* Request *
Quote all of the entries word for word.

* Source data *
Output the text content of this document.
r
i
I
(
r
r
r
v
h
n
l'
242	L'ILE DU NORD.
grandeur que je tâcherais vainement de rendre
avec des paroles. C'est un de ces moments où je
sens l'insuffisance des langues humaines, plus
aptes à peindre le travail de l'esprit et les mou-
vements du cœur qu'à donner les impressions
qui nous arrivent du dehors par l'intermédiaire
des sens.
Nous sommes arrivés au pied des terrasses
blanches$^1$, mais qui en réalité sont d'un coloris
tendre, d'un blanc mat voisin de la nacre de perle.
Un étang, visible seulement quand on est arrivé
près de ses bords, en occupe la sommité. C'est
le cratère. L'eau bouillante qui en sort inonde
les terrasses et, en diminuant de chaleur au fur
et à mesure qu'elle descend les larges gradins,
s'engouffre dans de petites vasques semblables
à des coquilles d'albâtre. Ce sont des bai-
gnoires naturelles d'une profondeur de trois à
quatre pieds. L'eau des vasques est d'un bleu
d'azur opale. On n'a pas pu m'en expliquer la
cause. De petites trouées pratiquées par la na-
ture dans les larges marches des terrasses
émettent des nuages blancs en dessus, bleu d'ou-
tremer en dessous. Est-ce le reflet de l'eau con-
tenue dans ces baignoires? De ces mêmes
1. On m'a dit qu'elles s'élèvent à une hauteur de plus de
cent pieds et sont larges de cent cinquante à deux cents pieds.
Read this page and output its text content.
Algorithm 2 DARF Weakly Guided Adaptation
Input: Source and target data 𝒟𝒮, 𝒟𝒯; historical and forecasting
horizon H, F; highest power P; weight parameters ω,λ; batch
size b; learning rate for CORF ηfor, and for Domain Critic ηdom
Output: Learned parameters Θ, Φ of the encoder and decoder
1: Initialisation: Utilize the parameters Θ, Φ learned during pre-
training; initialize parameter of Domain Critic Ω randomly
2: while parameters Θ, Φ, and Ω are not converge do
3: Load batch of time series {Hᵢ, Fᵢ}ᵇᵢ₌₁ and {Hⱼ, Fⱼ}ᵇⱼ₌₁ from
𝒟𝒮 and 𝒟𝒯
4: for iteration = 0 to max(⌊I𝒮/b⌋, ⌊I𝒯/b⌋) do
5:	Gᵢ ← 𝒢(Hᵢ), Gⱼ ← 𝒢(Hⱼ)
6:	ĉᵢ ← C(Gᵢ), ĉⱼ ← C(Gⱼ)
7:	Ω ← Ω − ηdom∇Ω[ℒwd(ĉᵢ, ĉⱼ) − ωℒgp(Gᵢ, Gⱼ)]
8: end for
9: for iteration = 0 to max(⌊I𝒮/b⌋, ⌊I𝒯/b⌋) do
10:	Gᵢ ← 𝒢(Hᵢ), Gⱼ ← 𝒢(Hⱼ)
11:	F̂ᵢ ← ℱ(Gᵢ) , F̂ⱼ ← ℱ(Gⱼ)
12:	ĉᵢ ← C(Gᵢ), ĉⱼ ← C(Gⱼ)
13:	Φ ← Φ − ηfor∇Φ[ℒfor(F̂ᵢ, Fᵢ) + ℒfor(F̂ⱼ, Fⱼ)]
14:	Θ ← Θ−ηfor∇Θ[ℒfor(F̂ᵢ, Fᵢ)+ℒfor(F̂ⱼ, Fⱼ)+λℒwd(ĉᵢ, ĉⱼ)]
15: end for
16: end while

* Response to the task *
Output the text content of this document.
r
i
I
(
r
r
r
v
h
n
l'
242	L'ILE DU NORD.
grandeur que je tâcherais vainement de rendre
avec des paroles. C'est un de ces moments où je
sens l'insuffisance des langues humaines, plus
aptes à peindre le travail de l'esprit et les mou-
vements du cœur qu'à donner les impressions
qui nous arrivent du dehors par l'intermédiaire
des sens.
Nous sommes arrivés au pied des terrasses
blanches$^1$, mais qui en réalité sont d'un coloris
tendre, d'un blanc mat voisin de la nacre de perle.
Un étang, visible seulement quand on est arrivé
près de ses bords, en occupe la sommité. C'est
le cratère. L'eau bouillante qui en sort inonde
les terrasses et, en diminuant de chaleur au fur
et à mesure qu'elle descend les larges gradins,
s'engouffre dans de petites vasques semblables
à des coquilles d'albâtre. Ce sont des bai-
gnoires naturelles d'une profondeur de trois à
quatre pieds. L'eau des vasques est d'un bleu
d'azur opale. On n'a pas pu m'en expliquer la
cause. De petites trouées pratiquées par la na-
ture dans les larges marches des terrasses
émettent des nuages blancs en dessus, bleu d'ou-
tremer en dessous. Est-ce le reflet de l'eau con-
tenue dans ces baignoires? De ces mêmes
1. On m'a dit qu'elles s'élèvent à une hauteur de plus de
cent pieds et sont larges de cent cinquante à deux cents pieds.
Read this page and output its text content.
Algorithm 2 DARF Weakly Guided Adaptation
Input: Source and target data 𝒟𝒮, 𝒟𝒯; historical and forecasting
horizon H, F; highest power P; weight parameters ω,λ; batch
size b; learning rate for CORF ηfor, and for Domain Critic ηdom
Output: Learned parameters Θ, Φ of the encoder and decoder
1: Initialisation: Utilize the parameters Θ, Φ learned during pre-
training; initialize parameter of Domain Critic Ω randomly
2: while parameters Θ, Φ, and Ω are not converge do
3: Load batch of time series {Hᵢ, Fᵢ}ᵇᵢ₌₁ and {Hⱼ, Fⱼ}ᵇⱼ₌₁ from
𝒟𝒮 and 𝒟𝒯
4: for iteration = 0 to max(⌊I𝒮/b⌋, ⌊I𝒯/b⌋) do
5:	Gᵢ ← 𝒢(Hᵢ), Gⱼ ← 𝒢(Hⱼ)
6:	ĉᵢ ← C(Gᵢ), ĉⱼ ← C(Gⱼ)
7:	Ω ← Ω − ηdom∇Ω[ℒwd(ĉᵢ, ĉⱼ) − ωℒgp(Gᵢ, Gⱼ)]
8: end for
9: for iteration = 0 to max(⌊I𝒮/b⌋, ⌊I𝒯/b⌋) do
10:	Gᵢ ← 𝒢(Hᵢ), Gⱼ ← 𝒢(Hⱼ)
11:	F̂ᵢ ← ℱ(Gᵢ) , F̂ⱼ ← ℱ(Gⱼ)
12:	ĉᵢ ← C(Gᵢ), ĉⱼ ← C(Gⱼ)
13:	Φ ← Φ − ηfor∇Φ[ℒfor(F̂ᵢ, Fᵢ) + ℒfor(F̂ⱼ, Fⱼ)]
14:	Θ ← Θ−ηfor∇Θ[ℒfor(F̂ᵢ, Fᵢ)+ℒfor(F̂ⱼ, Fⱼ)+λℒwd(ĉᵢ, ĉⱼ)]
15: end for
16: end while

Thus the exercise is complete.